#### Task
Filter the records below down to lines containing "wave".

(A block of data)
"""

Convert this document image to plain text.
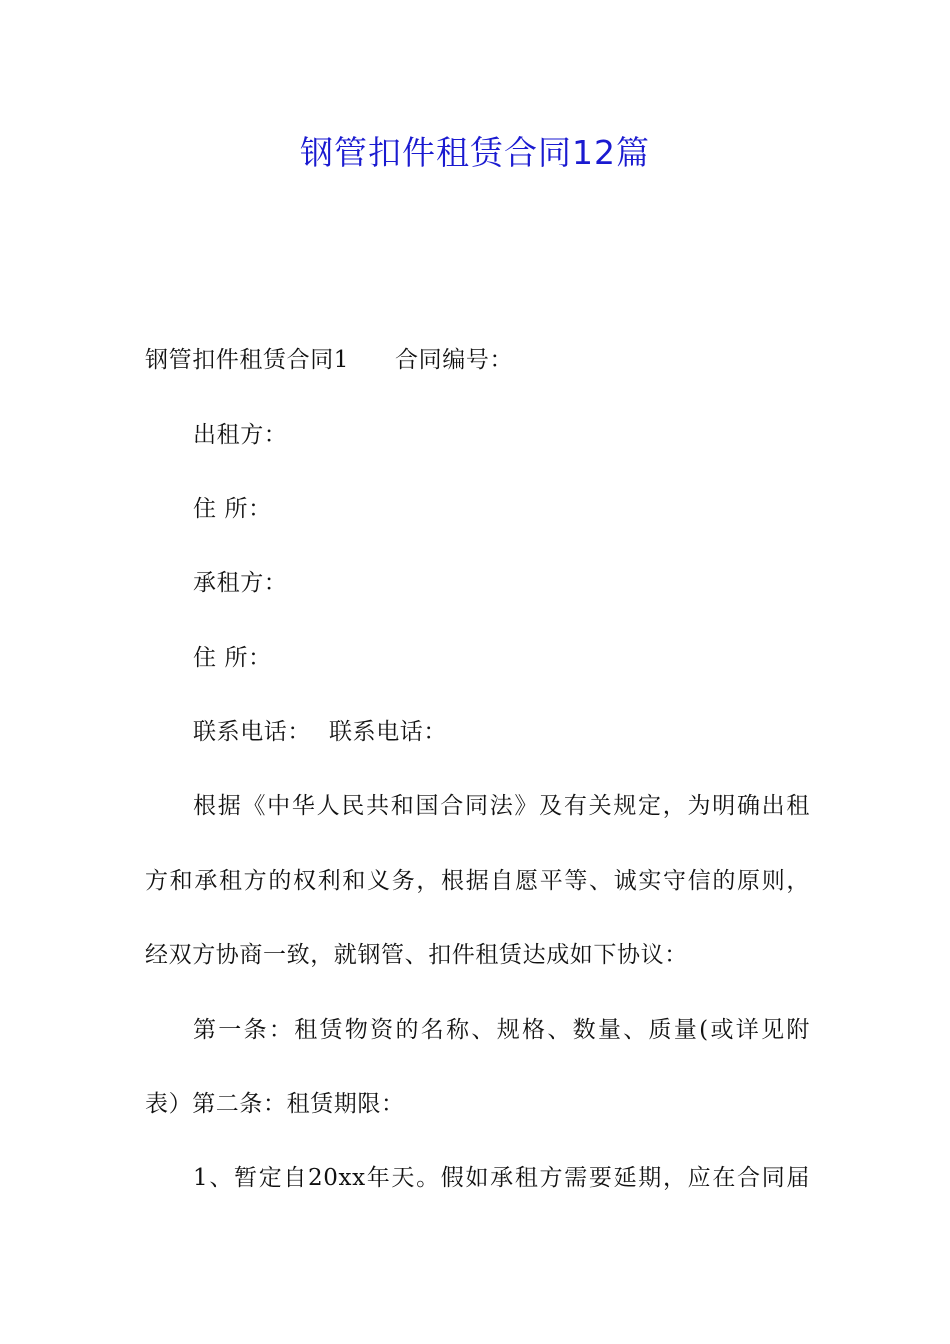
钢管扣件租赁合同12篇
钢管扣件租赁合同1 合同编号：
出租方：
住 所：
承租方：
住 所：
联系电话： 联系电话：
根据《中华人民共和国合同法》及有关规定，为明确出租
方和承租方的权利和义务，根据自愿平等、诚实守信的原则，
经双方协商一致，就钢管、扣件租赁达成如下协议：
第一条：租赁物资的名称、规格、数量、质量(或详见附
表）第二条：租赁期限：
1、暂定自20xx年天。假如承租方需要延期，应在合同届
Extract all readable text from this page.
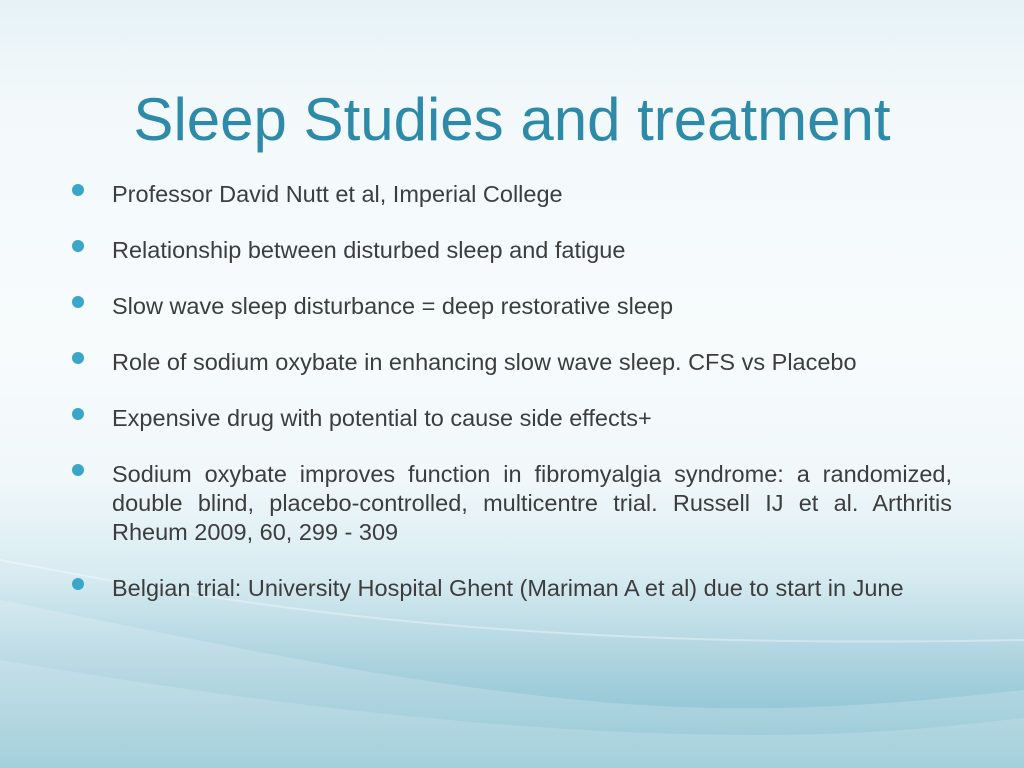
Sleep Studies and treatment
Professor David Nutt et al, Imperial College
Relationship between disturbed sleep and fatigue
Slow wave sleep disturbance = deep restorative sleep
Role of sodium oxybate in enhancing slow wave sleep. CFS vs Placebo
Expensive drug with potential to cause side effects+
Sodium oxybate improves function in fibromyalgia syndrome: a randomized, double blind, placebo-controlled, multicentre trial. Russell IJ et al. Arthritis Rheum 2009, 60, 299 - 309
Belgian trial: University Hospital Ghent (Mariman A et al) due to start in June
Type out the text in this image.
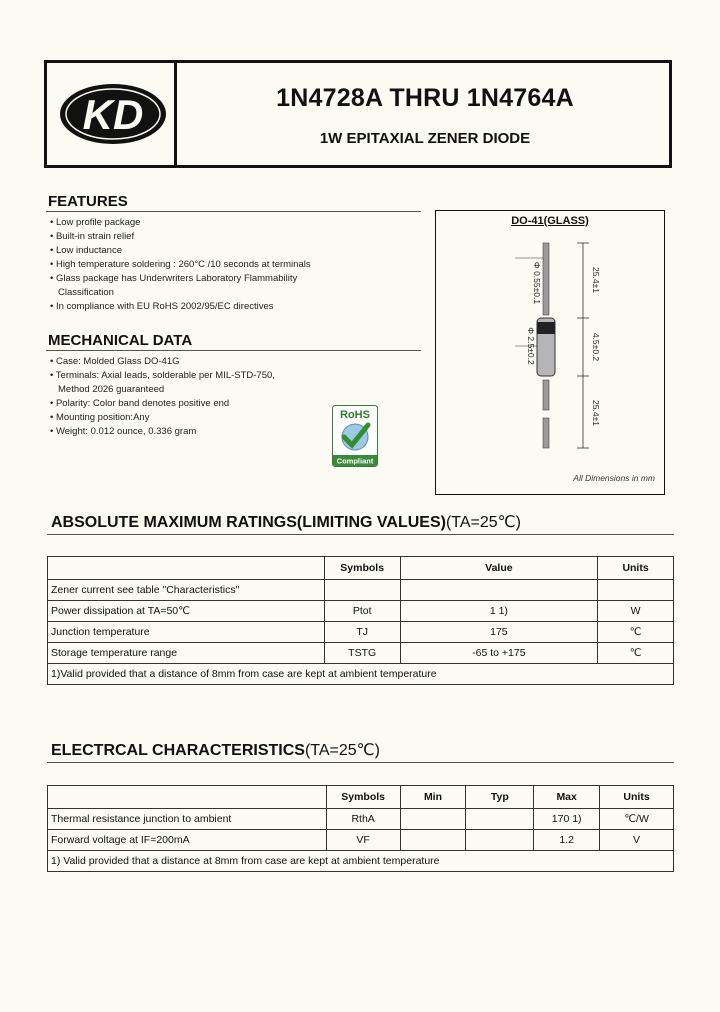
KD	1N4728A THRU 1N4764A
1W EPITAXIAL ZENER DIODE
FEATURES
• Low profile package
• Built-in strain relief
• Low inductance
• High temperature soldering : 260°C /10 seconds at terminals
• Glass package has Underwriters Laboratory Flammability
Classification
• In compliance with EU RoHS 2002/95/EC directives
MECHANICAL DATA
• Case: Molded Glass DO-41G
• Terminals: Axial leads, solderable per MIL-STD-750,
Method 2026 guaranteed
• Polarity: Color band denotes positive end
• Mounting position:Any
• Weight: 0.012 ounce, 0.336 gram
RoHS
Compliant
DO-41(GLASS)
Φ 0.55±0.1
Φ 2.5±0.2
25.4±1
4.5±0.2
25.4±1
All Dimensions in mm
ABSOLUTE MAXIMUM RATINGS(LIMITING VALUES)(TA=25℃)
	Symbols	Value	Units
Zener current see table "Characteristics"			
Power dissipation at TA=50℃	Ptot	1 1)	W
Junction temperature	TJ	175	℃
Storage temperature range	TSTG	-65 to +175	℃
1)Valid provided that a distance of 8mm from case are kept at ambient temperature			
ELECTRCAL CHARACTERISTICS(TA=25℃)
	Symbols	Min	Typ	Max	Units
Thermal resistance junction to ambient	RthA			170 1)	℃/W
Forward voltage at IF=200mA	VF			1.2	V
1) Valid provided that a distance at 8mm from case are kept at ambient temperature					
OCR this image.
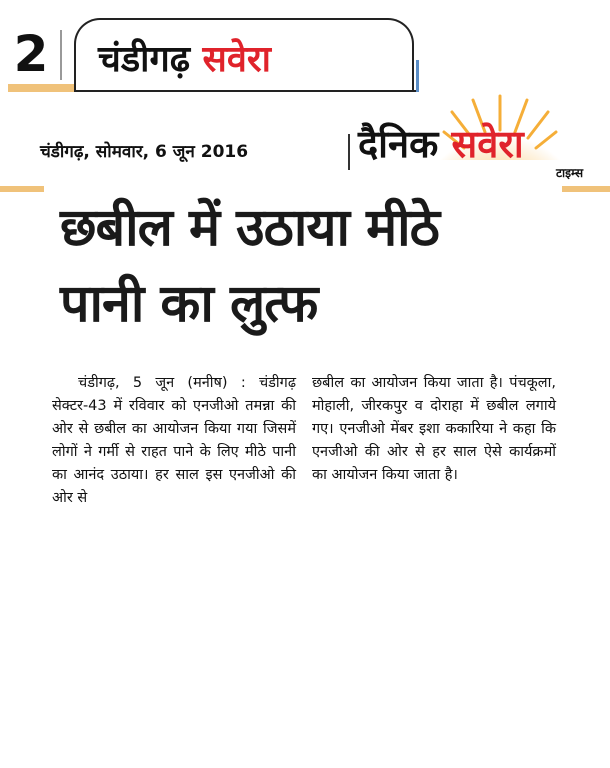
2 चंडीगढ़ सवेरा
चंडीगढ़, सोमवार, 6 जून 2016	दैनिक सवेरा
टाइम्स
छबील में उठाया मीठे
पानी का लुत्फ

चंडीगढ़, 5 जून (मनीष) : चंडीगढ़ सेक्टर-43 में रविवार को एनजीओ तमन्ना की ओर से छबील का आयोजन किया गया जिसमें लोगों ने गर्मी से राहत पाने के लिए मीठे पानी का आनंद उठाया। हर साल इस एनजीओ की ओर से

छबील का आयोजन किया जाता है। पंचकूला, मोहाली, जीरकपुर व दोराहा में छबील लगाये गए। एनजीओ मेंबर इशा ककारिया ने कहा कि एनजीओ की ओर से हर साल ऐसे कार्यक्रमों का आयोजन किया जाता है।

"""

#### Solution to the exercise
Slow wave sleep disturbance = deep restorative sleep
Role of sodium oxybate in enhancing slow wave sleep. CFS vs Placebo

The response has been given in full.